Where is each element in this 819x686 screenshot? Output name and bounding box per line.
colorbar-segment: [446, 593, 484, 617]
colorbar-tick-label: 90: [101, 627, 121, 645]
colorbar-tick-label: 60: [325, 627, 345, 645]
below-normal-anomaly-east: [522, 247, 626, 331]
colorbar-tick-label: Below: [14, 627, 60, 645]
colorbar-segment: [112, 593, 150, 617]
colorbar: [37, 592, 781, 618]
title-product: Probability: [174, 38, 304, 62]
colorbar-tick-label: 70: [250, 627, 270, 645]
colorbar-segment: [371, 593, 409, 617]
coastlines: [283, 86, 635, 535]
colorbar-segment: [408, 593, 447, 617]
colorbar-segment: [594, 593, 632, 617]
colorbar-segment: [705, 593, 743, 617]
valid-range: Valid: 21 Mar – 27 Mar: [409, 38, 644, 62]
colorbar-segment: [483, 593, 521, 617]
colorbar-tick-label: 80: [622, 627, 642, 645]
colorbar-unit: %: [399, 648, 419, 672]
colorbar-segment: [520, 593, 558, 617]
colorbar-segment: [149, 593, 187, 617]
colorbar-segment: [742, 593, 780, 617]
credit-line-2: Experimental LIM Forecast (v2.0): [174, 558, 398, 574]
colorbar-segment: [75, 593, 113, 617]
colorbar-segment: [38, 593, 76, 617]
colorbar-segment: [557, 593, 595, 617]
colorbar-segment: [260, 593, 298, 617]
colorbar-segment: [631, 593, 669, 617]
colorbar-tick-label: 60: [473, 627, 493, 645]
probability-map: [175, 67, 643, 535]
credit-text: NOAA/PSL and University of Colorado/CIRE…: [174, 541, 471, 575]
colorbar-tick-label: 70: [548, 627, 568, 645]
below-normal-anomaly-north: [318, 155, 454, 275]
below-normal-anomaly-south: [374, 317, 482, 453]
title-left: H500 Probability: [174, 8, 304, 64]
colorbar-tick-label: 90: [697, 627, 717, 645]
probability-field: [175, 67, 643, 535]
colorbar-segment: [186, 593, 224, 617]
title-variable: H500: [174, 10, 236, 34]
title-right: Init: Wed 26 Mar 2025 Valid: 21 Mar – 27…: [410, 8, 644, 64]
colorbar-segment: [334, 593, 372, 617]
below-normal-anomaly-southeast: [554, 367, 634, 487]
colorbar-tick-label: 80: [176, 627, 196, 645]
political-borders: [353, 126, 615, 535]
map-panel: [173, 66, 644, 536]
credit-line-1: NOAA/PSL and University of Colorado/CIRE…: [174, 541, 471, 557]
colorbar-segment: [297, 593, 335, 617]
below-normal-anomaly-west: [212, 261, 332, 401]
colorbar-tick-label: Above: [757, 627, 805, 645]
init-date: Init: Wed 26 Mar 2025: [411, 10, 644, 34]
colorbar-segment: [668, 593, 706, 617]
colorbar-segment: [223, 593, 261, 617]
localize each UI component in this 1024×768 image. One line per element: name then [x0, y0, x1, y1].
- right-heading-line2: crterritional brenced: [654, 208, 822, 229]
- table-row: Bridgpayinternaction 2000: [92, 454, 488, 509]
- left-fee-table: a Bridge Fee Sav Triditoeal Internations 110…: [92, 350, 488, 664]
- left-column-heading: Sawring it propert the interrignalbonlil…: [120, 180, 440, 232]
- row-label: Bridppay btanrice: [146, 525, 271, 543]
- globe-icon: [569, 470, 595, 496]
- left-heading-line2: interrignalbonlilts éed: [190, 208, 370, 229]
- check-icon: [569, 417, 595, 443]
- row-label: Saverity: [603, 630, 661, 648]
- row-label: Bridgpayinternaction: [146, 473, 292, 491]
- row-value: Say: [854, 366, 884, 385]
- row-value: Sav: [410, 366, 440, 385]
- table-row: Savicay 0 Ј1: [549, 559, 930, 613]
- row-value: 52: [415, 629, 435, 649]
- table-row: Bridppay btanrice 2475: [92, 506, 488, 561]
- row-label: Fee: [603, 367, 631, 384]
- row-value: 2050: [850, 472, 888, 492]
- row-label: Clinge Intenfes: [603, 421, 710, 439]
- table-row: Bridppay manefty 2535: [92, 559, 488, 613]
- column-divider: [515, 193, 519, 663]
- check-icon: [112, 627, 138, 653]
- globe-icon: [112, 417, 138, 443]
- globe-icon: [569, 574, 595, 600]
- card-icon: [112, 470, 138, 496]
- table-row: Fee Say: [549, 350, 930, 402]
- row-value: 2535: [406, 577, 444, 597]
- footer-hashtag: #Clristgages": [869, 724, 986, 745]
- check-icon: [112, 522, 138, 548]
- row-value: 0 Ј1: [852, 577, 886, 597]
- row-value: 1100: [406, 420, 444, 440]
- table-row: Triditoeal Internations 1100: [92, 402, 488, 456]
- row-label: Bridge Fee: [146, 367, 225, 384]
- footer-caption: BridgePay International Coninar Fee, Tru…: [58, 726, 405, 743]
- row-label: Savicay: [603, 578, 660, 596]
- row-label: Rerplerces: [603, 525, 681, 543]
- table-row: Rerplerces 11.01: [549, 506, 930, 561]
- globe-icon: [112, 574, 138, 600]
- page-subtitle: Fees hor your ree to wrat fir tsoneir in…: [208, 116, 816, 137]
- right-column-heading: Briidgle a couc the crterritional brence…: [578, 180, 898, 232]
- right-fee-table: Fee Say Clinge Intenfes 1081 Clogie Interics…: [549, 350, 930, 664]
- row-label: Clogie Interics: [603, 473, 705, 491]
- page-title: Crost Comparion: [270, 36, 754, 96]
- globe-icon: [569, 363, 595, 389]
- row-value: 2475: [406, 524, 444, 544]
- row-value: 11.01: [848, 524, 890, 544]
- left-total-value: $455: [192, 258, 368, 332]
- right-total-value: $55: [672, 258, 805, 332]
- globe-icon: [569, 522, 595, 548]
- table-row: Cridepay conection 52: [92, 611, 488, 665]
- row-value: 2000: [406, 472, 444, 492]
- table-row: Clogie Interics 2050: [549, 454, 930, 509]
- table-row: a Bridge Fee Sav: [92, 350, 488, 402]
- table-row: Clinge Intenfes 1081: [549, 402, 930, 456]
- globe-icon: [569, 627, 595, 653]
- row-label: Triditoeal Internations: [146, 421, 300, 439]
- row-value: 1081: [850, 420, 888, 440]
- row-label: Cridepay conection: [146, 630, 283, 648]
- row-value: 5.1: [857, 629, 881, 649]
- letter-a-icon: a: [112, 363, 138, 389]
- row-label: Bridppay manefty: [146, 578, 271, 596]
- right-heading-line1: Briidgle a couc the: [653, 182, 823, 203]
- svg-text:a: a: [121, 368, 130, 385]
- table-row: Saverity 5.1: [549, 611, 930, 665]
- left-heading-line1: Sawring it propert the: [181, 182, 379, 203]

========

**EXERCISE TASK:** Can you transcribe every line of the listing above, from the first through the last, without changing a single character?

**EXERCISE ANSWER:**
Where is each element in this 819x686 screenshot? Output name and bounding box per line.
colorbar-segment: [446, 593, 484, 617]
colorbar-tick-label: 90: [101, 627, 121, 645]
colorbar-tick-label: 60: [325, 627, 345, 645]
below-normal-anomaly-east: [522, 247, 626, 331]
colorbar-tick-label: Below: [14, 627, 60, 645]
colorbar-segment: [112, 593, 150, 617]
colorbar: [37, 592, 781, 618]
title-product: Probability: [174, 38, 304, 62]
colorbar-tick-label: 70: [250, 627, 270, 645]
colorbar-segment: [371, 593, 409, 617]
coastlines: [283, 86, 635, 535]
colorbar-segment: [408, 593, 447, 617]
colorbar-segment: [594, 593, 632, 617]
colorbar-segment: [705, 593, 743, 617]
valid-range: Valid: 21 Mar – 27 Mar: [409, 38, 644, 62]
colorbar-segment: [483, 593, 521, 617]
colorbar-tick-label: 80: [622, 627, 642, 645]
colorbar-unit: %: [399, 648, 419, 672]
colorbar-segment: [520, 593, 558, 617]
colorbar-segment: [149, 593, 187, 617]
colorbar-segment: [742, 593, 780, 617]
credit-line-2: Experimental LIM Forecast (v2.0): [174, 558, 398, 574]
colorbar-segment: [75, 593, 113, 617]
colorbar-segment: [38, 593, 76, 617]
colorbar-segment: [557, 593, 595, 617]
colorbar-segment: [260, 593, 298, 617]
colorbar-segment: [631, 593, 669, 617]
colorbar-tick-label: 60: [473, 627, 493, 645]
probability-map: [175, 67, 643, 535]
credit-text: NOAA/PSL and University of Colorado/CIRE…: [174, 541, 471, 575]
colorbar-tick-label: 70: [548, 627, 568, 645]
below-normal-anomaly-north: [318, 155, 454, 275]
below-normal-anomaly-south: [374, 317, 482, 453]
title-left: H500 Probability: [174, 8, 304, 64]
colorbar-tick-label: 90: [697, 627, 717, 645]
probability-field: [175, 67, 643, 535]
colorbar-segment: [186, 593, 224, 617]
title-variable: H500: [174, 10, 236, 34]
title-right: Init: Wed 26 Mar 2025 Valid: 21 Mar – 27…: [410, 8, 644, 64]
colorbar-segment: [334, 593, 372, 617]
below-normal-anomaly-southeast: [554, 367, 634, 487]
colorbar-tick-label: 80: [176, 627, 196, 645]
political-borders: [353, 126, 615, 535]
map-panel: [173, 66, 644, 536]
credit-line-1: NOAA/PSL and University of Colorado/CIRE…: [174, 541, 471, 557]
colorbar-segment: [297, 593, 335, 617]
below-normal-anomaly-west: [212, 261, 332, 401]
colorbar-tick-label: Above: [757, 627, 805, 645]
init-date: Init: Wed 26 Mar 2025: [411, 10, 644, 34]
colorbar-segment: [668, 593, 706, 617]
colorbar-segment: [223, 593, 261, 617]
localize each UI component in this 1024×768 image. One line per element: name then [x0, y0, x1, y1].
- right-heading-line2: crterritional brenced: [654, 208, 822, 229]
- table-row: Bridgpayinternaction 2000: [92, 454, 488, 509]
- left-fee-table: a Bridge Fee Sav Triditoeal Internations 110…: [92, 350, 488, 664]
- left-column-heading: Sawring it propert the interrignalbonlil…: [120, 180, 440, 232]
- row-label: Bridppay btanrice: [146, 525, 271, 543]
- globe-icon: [569, 470, 595, 496]
- left-heading-line2: interrignalbonlilts éed: [190, 208, 370, 229]
- check-icon: [569, 417, 595, 443]
- row-label: Saverity: [603, 630, 661, 648]
- row-label: Bridgpayinternaction: [146, 473, 292, 491]
- row-value: Say: [854, 366, 884, 385]
- row-value: Sav: [410, 366, 440, 385]
- table-row: Savicay 0 Ј1: [549, 559, 930, 613]
- row-value: 52: [415, 629, 435, 649]
- table-row: Bridppay btanrice 2475: [92, 506, 488, 561]
- row-label: Fee: [603, 367, 631, 384]
- row-value: 2050: [850, 472, 888, 492]
- row-label: Clinge Intenfes: [603, 421, 710, 439]
- table-row: Bridppay manefty 2535: [92, 559, 488, 613]
- column-divider: [515, 193, 519, 663]
- check-icon: [112, 627, 138, 653]
- globe-icon: [112, 417, 138, 443]
- globe-icon: [569, 574, 595, 600]
- card-icon: [112, 470, 138, 496]
- table-row: Fee Say: [549, 350, 930, 402]
- row-value: 2535: [406, 577, 444, 597]
- footer-hashtag: #Clristgages": [869, 724, 986, 745]
- check-icon: [112, 522, 138, 548]
- row-value: 0 Ј1: [852, 577, 886, 597]
- row-value: 1100: [406, 420, 444, 440]
- table-row: Triditoeal Internations 1100: [92, 402, 488, 456]
- row-label: Bridge Fee: [146, 367, 225, 384]
- footer-caption: BridgePay International Coninar Fee, Tru…: [58, 726, 405, 743]
- row-label: Savicay: [603, 578, 660, 596]
- row-label: Rerplerces: [603, 525, 681, 543]
- table-row: Rerplerces 11.01: [549, 506, 930, 561]
- globe-icon: [112, 574, 138, 600]
- page-subtitle: Fees hor your ree to wrat fir tsoneir in…: [208, 116, 816, 137]
- right-column-heading: Briidgle a couc the crterritional brence…: [578, 180, 898, 232]
- right-fee-table: Fee Say Clinge Intenfes 1081 Clogie Interics…: [549, 350, 930, 664]
- row-label: Clogie Interics: [603, 473, 705, 491]
- page-title: Crost Comparion: [270, 36, 754, 96]
- globe-icon: [569, 363, 595, 389]
- row-value: 2475: [406, 524, 444, 544]
- row-value: 11.01: [848, 524, 890, 544]
- left-total-value: $455: [192, 258, 368, 332]
- right-total-value: $55: [672, 258, 805, 332]
- globe-icon: [569, 522, 595, 548]
- table-row: Cridepay conection 52: [92, 611, 488, 665]
- row-value: 2000: [406, 472, 444, 492]
- table-row: Clogie Interics 2050: [549, 454, 930, 509]
- table-row: a Bridge Fee Sav: [92, 350, 488, 402]
- table-row: Clinge Intenfes 1081: [549, 402, 930, 456]
- globe-icon: [569, 627, 595, 653]
- row-label: Triditoeal Internations: [146, 421, 300, 439]
- row-value: 1081: [850, 420, 888, 440]
- row-label: Cridepay conection: [146, 630, 283, 648]
- row-value: 5.1: [857, 629, 881, 649]
- letter-a-icon: a: [112, 363, 138, 389]
- row-label: Bridppay manefty: [146, 578, 271, 596]
- right-heading-line1: Briidgle a couc the: [653, 182, 823, 203]
- svg-text:a: a: [121, 368, 130, 385]
- table-row: Saverity 5.1: [549, 611, 930, 665]
- left-heading-line1: Sawring it propert the: [181, 182, 379, 203]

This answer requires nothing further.